EXERCISE GOAL: Copy every line of the records below that holds the word "Marias".

-- begin --

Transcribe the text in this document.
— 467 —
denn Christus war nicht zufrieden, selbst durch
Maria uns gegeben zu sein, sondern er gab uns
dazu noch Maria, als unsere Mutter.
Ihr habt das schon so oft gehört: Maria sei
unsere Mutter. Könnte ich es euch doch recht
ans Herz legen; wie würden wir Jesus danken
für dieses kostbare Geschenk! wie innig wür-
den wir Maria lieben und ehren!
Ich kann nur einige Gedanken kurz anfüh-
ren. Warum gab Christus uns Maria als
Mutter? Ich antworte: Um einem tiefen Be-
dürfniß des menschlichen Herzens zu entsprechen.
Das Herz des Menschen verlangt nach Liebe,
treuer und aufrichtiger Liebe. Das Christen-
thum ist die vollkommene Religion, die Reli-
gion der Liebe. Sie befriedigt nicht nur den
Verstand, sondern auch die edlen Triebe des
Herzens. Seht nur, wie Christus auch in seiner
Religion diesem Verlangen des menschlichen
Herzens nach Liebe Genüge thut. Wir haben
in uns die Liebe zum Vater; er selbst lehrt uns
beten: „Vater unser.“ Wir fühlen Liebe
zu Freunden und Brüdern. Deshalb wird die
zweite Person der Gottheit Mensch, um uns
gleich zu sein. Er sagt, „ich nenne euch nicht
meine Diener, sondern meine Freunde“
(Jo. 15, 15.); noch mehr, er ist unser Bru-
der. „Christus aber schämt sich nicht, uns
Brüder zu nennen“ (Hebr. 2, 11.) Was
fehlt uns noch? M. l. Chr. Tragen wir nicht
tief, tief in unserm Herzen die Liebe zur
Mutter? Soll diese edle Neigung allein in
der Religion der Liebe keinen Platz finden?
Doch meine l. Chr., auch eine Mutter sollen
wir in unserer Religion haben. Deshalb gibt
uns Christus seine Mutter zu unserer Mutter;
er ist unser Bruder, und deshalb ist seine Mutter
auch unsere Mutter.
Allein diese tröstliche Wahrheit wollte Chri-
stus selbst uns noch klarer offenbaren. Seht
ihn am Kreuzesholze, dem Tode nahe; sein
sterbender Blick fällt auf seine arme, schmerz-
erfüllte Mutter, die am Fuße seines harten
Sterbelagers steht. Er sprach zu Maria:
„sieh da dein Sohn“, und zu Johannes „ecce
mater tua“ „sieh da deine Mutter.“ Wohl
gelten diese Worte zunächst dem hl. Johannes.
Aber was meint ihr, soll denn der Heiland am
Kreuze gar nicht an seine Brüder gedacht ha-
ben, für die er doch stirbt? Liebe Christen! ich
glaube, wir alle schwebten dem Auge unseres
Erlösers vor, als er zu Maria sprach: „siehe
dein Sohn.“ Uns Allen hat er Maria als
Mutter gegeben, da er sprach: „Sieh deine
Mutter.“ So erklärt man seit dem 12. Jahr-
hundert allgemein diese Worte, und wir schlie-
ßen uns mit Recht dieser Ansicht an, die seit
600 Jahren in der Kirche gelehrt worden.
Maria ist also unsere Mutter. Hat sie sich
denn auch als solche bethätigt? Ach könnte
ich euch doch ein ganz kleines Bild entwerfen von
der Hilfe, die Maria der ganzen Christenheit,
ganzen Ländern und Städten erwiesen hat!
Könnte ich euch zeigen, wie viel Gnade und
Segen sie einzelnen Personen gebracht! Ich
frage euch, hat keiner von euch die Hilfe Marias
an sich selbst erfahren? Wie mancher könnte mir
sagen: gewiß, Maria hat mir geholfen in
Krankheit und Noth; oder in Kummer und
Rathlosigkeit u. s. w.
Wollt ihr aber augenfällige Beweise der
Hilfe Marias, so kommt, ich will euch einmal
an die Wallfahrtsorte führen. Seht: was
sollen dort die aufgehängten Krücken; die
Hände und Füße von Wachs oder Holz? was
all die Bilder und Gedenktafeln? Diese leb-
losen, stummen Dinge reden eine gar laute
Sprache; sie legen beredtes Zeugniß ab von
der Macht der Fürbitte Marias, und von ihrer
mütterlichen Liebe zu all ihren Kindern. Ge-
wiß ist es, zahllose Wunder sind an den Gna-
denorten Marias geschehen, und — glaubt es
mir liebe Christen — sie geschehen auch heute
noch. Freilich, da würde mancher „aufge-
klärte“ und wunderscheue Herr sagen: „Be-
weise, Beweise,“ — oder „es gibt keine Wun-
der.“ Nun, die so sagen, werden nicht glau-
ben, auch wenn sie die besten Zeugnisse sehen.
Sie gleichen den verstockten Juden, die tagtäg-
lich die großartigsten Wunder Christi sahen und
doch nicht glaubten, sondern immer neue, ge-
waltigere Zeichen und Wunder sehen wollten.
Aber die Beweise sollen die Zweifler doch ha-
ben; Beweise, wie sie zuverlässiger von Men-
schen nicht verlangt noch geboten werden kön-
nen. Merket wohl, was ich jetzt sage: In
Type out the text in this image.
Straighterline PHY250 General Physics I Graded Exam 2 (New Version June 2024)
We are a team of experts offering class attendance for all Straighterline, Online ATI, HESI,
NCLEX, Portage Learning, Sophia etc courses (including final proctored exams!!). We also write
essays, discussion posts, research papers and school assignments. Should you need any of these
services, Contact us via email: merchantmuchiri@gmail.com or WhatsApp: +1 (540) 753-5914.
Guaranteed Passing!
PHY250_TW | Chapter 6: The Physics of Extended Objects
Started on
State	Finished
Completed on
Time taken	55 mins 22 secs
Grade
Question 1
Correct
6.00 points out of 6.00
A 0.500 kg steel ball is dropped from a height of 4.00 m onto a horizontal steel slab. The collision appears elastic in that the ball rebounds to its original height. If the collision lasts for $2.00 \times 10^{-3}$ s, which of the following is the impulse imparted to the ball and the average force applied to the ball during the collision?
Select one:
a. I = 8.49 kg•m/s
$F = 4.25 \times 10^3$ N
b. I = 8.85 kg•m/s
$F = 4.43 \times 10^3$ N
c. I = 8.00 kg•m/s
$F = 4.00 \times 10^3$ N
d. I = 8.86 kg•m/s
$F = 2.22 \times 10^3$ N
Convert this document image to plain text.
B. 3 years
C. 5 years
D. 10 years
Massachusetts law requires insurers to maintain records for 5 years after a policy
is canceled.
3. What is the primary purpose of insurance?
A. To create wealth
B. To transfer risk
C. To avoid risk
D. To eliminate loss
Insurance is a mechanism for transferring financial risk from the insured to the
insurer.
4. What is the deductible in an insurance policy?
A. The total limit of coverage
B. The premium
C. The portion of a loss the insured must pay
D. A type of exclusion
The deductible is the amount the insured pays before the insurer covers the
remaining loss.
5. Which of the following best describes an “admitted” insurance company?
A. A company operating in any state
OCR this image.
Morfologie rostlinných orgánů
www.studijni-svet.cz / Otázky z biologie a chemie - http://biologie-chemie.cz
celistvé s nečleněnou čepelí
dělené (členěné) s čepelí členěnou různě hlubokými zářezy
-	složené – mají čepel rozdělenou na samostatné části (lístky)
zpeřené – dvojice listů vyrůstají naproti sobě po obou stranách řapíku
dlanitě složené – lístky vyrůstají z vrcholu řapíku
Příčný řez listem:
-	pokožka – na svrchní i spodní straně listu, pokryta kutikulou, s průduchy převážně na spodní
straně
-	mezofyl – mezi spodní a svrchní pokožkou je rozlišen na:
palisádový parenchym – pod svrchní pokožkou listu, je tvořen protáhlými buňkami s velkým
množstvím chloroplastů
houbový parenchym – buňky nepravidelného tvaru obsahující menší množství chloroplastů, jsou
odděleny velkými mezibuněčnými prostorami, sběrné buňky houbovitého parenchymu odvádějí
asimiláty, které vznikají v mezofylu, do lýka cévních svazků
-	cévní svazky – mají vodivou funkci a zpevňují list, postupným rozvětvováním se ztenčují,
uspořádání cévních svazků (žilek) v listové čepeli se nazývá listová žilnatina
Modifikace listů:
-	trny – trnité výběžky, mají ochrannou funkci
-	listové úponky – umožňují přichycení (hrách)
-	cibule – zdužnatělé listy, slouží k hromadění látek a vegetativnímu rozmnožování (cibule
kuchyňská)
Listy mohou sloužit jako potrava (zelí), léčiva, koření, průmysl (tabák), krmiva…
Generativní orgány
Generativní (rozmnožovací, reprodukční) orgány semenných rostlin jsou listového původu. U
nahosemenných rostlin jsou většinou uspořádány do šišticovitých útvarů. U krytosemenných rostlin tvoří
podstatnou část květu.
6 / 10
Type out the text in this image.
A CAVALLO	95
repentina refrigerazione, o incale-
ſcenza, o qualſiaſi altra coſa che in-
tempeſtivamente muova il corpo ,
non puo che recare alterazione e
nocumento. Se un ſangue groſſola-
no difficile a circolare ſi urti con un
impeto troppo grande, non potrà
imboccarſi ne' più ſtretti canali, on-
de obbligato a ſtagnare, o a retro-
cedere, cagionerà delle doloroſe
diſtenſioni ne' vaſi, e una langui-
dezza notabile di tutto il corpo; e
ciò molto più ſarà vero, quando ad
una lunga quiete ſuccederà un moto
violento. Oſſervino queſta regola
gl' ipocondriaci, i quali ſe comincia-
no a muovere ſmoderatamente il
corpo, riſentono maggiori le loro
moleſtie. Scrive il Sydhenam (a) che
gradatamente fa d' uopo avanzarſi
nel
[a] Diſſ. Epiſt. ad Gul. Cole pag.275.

-- end --

ANSWER TO THIS TASK:
frage euch, hat keiner von euch die Hilfe Marias
Hilfe Marias, so kommt, ich will euch einmal
der Macht der Fürbitte Marias, und von ihrer
denorten Marias geschehen, und — glaubt es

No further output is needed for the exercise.